WHAT THE TASK ASKS – Please continue the Perl forum thread below about skipping certain "E" cut sites in a string, starting right after its last line.

Skipping particular positions in a string using substitution operator in perl

Question

Yesterday, I got stuck in a perl script. Let me simplify it, suppose there is a string (say ABCDEABCDEABCDEPABCDEABCDEPABCDEABCD), first I've to break it at every position where "E" comes, and secondly, break it specifically where the user wants to be at. But, the condition is, program should not cut at those sites where E is followed by P. For example there are 6 Es in this sequence, so one should get 7 fragments, but as 2 Es are followed by P one will get 5 only fragments in the output.

I need help regarding the second case. Suppose user doesn't wants to cut this sequence at, say 5th and 10th positions of E in the sequence, then what should be the corresponding script to let program skip these two sites only? My script for first case is:

my $otext = 'ABCDEABCDEABCDEPABCDEABCDEPABCDEABCD';

$otext=~ s/([E])/$1=/g; #Main cut rule.

$otext=~ s/=P/P/g;

@output = split( /\=/, $otext);

print "@output";

Please do help!

You should use code markdown to make code more readable similar to how I edited - you can click the question mark next to the text editor window to get markup help. — DVK, Aug 11 '12 at 12:48

DVK · Accepted Answer · 2012-08-11T13:19:16.903

To split on "E" except where it's followed by "P", you should use Negative look-ahead assertions.

From perldoc perlre "Look-Around Assertions" section:

(?!pattern)
A zero-width negative look-ahead assertion.
For example /foo(?!bar)/ matches any occurrence of "foo" that isn't followed by "bar".

EXTRACTED INFORMATION –
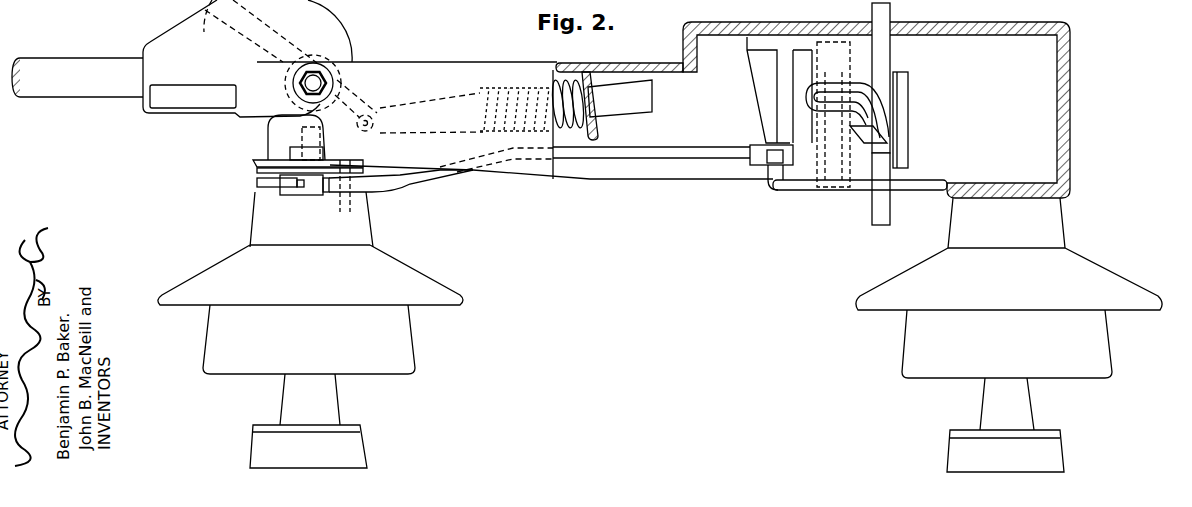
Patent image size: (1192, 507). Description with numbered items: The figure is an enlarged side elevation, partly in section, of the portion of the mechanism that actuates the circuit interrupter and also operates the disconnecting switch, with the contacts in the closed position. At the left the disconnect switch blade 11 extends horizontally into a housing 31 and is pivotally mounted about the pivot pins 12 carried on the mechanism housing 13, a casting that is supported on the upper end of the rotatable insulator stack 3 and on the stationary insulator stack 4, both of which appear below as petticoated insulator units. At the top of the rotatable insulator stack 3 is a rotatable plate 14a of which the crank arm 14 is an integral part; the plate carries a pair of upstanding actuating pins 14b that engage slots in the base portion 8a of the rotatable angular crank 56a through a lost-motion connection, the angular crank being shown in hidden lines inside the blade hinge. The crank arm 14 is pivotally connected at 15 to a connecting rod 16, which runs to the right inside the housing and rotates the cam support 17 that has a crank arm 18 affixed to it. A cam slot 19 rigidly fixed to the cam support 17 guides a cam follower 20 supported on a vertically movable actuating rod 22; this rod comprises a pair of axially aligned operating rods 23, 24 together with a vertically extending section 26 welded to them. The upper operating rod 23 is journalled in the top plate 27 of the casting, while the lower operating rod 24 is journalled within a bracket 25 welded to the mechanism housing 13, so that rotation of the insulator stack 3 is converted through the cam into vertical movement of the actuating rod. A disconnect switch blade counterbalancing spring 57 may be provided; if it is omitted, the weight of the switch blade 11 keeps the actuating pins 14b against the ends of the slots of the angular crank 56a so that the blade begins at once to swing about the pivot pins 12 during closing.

The disconnect switch blade 11 is at (67, 58).
The housing 31 is at (174, 36).
The rotatable angular crank 56a is at (333, 66).
The mechanism housing 13 is at (378, 62).
The pivot pins 12 is at (334, 86).
The base portion 8a is at (259, 160).
The actuating pins 14b is at (254, 163).
The rotatable plate 14a is at (258, 172).
The crank arm 14 is at (262, 188).
The pivotal connection 15 is at (293, 194).
The connecting rod 16 is at (424, 183).
The disconnect switch blade counterbalancing spring 57 is at (526, 87).
The top plate 27 is at (824, 23).
The vertically movable actuating rod 22 is at (893, 47).
The upper operating rod 23 is at (892, 14).
The lower operating rod 24 is at (891, 211).
The cam support 17 is at (804, 182).
The cam slot 19 is at (870, 100).
The cam follower 20 is at (885, 128).
The vertically extending section 26 is at (908, 141).
The crank arm 18 is at (778, 181).
The bracket 25 is at (863, 192).
The rotatable insulator stack 3 is at (450, 300).
The stationary insulator stack 4 is at (1150, 301).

ANSWER TO THIS EXERCISE –
my $otext = 'ABCDEABCDEABCDEPABCDEABCDEPABCDEABCD'; 
#                E    E    EP    E    EP    E
my @output=split(/E(?!P)/, $otext); 
use Data::Dumper; print Data::Dumper->Dump([\@output]);"

$VAR1 = [
          'ABCD',
          'ABCD',
          'ABCDEPABCD',
          'ABCDEPABCD',
          'ABCD'
        ];

Now, in order to NOT cut at occurences #2 and #4, you can do 2 things:

Concoct a really fancy regex that automatically fails to match on given occurence. I will leave that to someone else to attempt in an answer for completeness sake.

Simply stitch together the correct fragments.

I'm too brain-dead to come up with a good idiomatic way of doing it, but the simple and dirty way is either:

  my %no_cuts = map { ($_=>1) } (2,4); # Do not cut in positions 2,4
  my @output_final;
  for(my $i=0; $i < @output; $i++) {
      if ($no_cuts{$i}) {
          $output_final[-1] .= $output[$i];
      } else {
          push @output_final, $output[$i];
      } 
  }
  print Data::Dumper->Dump([\@output_final];

  $VAR1 = [
            'ABCD',
            'ABCDABCDEPABCD',
            'ABCDEPABCDABCD'
          ];

Or, simpler:

  my %no_cuts = map { ($_=>1) } (2,4); # Do not cut in positions 2,4
  for(my $i=0; $i < @output; $i++) {
      $output[$i-1] .= $output[$i]; 
      $output[$i]=undef; # Make the slot empty
  }
  my @output_final = grep {$_} @output; # Skip empty slots
  print Data::Dumper->Dump([\@output_final];

  $VAR1 = [
            'ABCD',
            'ABCDABCDEPABCD',
            'ABCDEPABCDABCD'
          ];

CodeClown42 · Answer 2 · 2012-08-11T14:05:58.840

0

Here's a dirty trick that exploits two facts:

normal text strings never contain null bytes (if you don't know what a null byte is, you should as a programmer: http://en.wikipedia.org/wiki/Null_character, and nb. it is not the same thing as the number 0 or the character 0).
perl strings can contain null bytes if you put them there, but be careful, as this may screw up some perl internal functions.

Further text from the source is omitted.